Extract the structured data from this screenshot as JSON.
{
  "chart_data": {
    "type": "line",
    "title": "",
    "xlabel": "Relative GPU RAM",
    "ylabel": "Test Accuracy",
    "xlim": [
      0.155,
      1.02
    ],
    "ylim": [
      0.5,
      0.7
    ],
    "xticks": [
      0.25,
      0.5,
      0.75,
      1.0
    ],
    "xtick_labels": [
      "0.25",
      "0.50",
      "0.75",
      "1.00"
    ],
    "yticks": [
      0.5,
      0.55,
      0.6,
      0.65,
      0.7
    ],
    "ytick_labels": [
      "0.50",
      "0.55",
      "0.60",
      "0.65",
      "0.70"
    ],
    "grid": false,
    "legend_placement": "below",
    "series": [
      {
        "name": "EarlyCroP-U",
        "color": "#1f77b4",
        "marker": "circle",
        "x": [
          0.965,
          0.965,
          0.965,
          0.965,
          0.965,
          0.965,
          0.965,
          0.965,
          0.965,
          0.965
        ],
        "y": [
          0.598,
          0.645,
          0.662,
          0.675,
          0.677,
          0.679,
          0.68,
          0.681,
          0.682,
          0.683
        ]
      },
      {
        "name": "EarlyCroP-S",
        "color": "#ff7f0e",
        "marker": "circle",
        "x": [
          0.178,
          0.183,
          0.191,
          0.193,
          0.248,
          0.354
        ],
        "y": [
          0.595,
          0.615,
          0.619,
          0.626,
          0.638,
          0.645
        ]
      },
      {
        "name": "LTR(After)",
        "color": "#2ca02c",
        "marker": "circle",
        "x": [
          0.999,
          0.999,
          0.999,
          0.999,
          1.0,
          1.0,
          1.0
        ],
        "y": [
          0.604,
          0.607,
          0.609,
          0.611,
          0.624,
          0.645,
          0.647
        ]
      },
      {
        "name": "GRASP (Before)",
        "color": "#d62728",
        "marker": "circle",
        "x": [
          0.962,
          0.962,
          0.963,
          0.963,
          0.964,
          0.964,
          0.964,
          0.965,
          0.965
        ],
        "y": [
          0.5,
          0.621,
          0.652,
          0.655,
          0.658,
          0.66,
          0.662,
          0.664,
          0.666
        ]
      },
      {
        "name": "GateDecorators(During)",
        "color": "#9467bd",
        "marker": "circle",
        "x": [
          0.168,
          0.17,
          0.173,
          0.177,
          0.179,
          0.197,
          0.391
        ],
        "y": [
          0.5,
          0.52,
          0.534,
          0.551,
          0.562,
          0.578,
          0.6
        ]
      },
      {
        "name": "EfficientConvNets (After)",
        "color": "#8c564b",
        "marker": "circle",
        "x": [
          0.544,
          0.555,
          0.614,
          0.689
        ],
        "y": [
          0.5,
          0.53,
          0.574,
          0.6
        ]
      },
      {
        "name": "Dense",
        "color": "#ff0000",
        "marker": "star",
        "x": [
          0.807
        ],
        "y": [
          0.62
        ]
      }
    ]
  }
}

────────────────────────────────────────

**Written exercise:** Reproduce every line from the entries that holds the word "After".

**Output for this exercise:**
        "name": "LTR(After)",
        "name": "EfficientConvNets (After)",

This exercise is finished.